* _Directive_
Copy out all lines where "this" appears.

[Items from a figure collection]

########################################

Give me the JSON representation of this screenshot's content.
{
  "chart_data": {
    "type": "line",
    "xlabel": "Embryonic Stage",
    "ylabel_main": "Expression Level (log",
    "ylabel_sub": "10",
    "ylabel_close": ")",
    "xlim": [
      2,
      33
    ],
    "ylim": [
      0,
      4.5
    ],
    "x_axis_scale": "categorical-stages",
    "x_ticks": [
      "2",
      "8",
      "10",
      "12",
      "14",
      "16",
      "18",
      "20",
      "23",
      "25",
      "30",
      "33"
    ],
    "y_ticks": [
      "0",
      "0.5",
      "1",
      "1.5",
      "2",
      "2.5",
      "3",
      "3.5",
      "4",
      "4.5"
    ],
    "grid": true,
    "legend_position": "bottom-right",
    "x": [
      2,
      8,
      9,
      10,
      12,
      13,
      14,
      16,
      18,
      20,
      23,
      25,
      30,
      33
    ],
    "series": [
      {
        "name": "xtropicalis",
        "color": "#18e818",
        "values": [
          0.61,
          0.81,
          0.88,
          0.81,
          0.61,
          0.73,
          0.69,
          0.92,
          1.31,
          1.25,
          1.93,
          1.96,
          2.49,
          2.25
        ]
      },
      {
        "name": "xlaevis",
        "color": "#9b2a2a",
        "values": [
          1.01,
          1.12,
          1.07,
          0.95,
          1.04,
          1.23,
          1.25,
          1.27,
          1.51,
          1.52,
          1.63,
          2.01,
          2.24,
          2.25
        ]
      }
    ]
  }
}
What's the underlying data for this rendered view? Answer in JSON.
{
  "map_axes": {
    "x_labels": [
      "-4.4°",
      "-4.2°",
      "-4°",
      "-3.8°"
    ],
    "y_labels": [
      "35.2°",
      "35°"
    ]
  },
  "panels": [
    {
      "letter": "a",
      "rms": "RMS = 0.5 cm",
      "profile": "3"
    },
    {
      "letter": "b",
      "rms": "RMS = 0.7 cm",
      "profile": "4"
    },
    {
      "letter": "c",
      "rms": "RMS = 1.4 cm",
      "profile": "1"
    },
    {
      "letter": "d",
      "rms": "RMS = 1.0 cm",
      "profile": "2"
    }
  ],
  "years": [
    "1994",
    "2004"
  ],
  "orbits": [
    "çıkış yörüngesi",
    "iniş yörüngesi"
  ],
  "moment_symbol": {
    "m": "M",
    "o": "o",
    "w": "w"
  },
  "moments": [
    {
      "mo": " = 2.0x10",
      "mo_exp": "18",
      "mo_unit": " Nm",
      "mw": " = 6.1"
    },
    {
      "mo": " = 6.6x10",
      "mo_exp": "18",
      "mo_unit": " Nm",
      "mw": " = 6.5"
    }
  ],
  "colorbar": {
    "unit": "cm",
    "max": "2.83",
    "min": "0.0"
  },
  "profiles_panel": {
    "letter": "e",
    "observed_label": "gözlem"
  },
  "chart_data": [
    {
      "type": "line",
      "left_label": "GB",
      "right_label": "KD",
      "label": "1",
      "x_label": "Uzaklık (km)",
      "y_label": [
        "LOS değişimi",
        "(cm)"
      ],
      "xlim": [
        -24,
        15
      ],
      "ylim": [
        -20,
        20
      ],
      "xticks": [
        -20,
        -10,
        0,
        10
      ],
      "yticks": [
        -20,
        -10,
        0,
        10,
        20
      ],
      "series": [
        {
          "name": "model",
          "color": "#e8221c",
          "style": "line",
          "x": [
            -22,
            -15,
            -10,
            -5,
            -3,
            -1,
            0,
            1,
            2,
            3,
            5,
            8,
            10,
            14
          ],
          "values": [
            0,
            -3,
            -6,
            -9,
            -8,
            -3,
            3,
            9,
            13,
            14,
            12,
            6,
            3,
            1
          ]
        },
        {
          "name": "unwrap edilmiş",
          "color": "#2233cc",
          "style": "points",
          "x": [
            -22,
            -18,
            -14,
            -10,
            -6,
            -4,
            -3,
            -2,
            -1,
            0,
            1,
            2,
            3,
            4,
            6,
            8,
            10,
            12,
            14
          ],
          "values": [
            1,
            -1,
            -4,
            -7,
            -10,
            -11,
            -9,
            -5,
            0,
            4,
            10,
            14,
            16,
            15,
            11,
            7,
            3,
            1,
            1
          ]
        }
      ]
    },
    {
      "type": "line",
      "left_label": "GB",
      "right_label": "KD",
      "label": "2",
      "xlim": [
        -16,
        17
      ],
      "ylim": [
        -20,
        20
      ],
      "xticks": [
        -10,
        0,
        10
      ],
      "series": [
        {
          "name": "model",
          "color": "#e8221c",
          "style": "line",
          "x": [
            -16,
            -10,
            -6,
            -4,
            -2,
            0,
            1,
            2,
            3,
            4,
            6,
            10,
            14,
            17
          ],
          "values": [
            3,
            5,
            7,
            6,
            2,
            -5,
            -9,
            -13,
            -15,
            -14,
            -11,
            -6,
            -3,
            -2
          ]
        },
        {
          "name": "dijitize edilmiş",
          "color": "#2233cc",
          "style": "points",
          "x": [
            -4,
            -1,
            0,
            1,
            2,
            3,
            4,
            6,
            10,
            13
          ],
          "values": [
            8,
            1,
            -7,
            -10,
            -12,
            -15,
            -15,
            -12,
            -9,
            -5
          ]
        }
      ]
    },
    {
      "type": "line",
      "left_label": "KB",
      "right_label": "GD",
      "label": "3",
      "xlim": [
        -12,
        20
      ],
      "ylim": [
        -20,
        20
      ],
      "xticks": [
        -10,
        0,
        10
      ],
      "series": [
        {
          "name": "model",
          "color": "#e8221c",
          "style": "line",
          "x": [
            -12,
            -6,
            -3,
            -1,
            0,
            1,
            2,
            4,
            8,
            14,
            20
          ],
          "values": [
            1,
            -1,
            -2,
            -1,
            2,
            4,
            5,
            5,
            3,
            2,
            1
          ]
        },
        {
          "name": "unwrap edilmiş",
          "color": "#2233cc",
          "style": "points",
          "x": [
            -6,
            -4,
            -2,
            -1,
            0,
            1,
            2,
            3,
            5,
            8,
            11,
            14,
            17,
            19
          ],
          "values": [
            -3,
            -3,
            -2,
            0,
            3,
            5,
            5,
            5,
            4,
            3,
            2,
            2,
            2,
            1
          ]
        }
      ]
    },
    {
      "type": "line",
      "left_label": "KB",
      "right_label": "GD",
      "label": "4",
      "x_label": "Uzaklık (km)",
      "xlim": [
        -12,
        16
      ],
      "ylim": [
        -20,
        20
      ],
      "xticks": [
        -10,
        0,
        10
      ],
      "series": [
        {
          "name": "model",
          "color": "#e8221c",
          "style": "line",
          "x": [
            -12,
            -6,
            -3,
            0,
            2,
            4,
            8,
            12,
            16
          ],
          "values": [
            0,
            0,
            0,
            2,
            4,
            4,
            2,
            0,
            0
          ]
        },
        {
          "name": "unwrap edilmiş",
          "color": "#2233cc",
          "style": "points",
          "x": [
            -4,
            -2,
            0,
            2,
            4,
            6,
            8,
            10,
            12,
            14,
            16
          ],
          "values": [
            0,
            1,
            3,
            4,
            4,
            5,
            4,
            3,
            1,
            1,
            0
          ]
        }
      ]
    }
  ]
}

########################################

* _Final result_
Give me the JSON representation of this screenshot's content.
What's the underlying data for this rendered view? Answer in JSON.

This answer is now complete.